Exercise instructions:
Any pictures in the records below should be skipped; write out everything else exactly.

## Begin Excerpted data

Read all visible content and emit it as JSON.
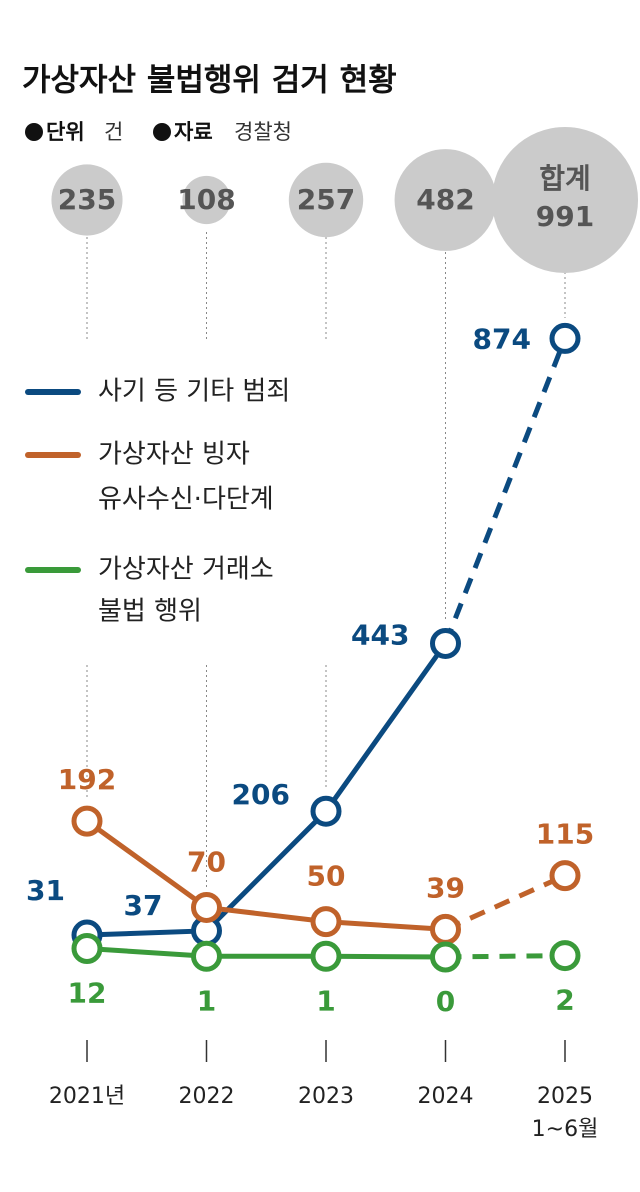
{
  "chart_data": {
    "type": "line",
    "title": "가상자산 불법행위 검거 현황",
    "unit_label": "단위",
    "unit": "건",
    "source_label": "자료",
    "source": "경찰청",
    "categories": [
      "2021년",
      "2022",
      "2023",
      "2024",
      "2025"
    ],
    "category_sublabels": [
      null,
      null,
      null,
      null,
      "1~6월"
    ],
    "totals": [
      235,
      108,
      257,
      482,
      991
    ],
    "total_label": "합계",
    "totals_color": "#cbcbcb",
    "series": [
      {
        "name": [
          "사기 등 기타 범죄"
        ],
        "color": "#0b4a80",
        "values": [
          31,
          37,
          206,
          443,
          874
        ]
      },
      {
        "name": [
          "가상자산 빙자",
          "유사수신·다단계"
        ],
        "color": "#c0622a",
        "values": [
          192,
          70,
          50,
          39,
          115
        ]
      },
      {
        "name": [
          "가상자산 거래소",
          "불법 행위"
        ],
        "color": "#3a9a3a",
        "values": [
          12,
          1,
          1,
          0,
          2
        ]
      }
    ],
    "dashed_last_segment": true,
    "ylim": [
      0,
      900
    ]
  }
}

## End Excerpted data

Solution to this exercise:
Read all visible content and emit it as JSON.
{
  "chart_data": {
    "type": "line",
    "title": "가상자산 불법행위 검거 현황",
    "unit_label": "단위",
    "unit": "건",
    "source_label": "자료",
    "source": "경찰청",
    "categories": [
      "2021년",
      "2022",
      "2023",
      "2024",
      "2025"
    ],
    "category_sublabels": [
      null,
      null,
      null,
      null,
      "1~6월"
    ],
    "totals": [
      235,
      108,
      257,
      482,
      991
    ],
    "total_label": "합계",
    "totals_color": "#cbcbcb",
    "series": [
      {
        "name": [
          "사기 등 기타 범죄"
        ],
        "color": "#0b4a80",
        "values": [
          31,
          37,
          206,
          443,
          874
        ]
      },
      {
        "name": [
          "가상자산 빙자",
          "유사수신·다단계"
        ],
        "color": "#c0622a",
        "values": [
          192,
          70,
          50,
          39,
          115
        ]
      },
      {
        "name": [
          "가상자산 거래소",
          "불법 행위"
        ],
        "color": "#3a9a3a",
        "values": [
          12,
          1,
          1,
          0,
          2
        ]
      }
    ],
    "dashed_last_segment": true,
    "ylim": [
      0,
      900
    ]
  }
}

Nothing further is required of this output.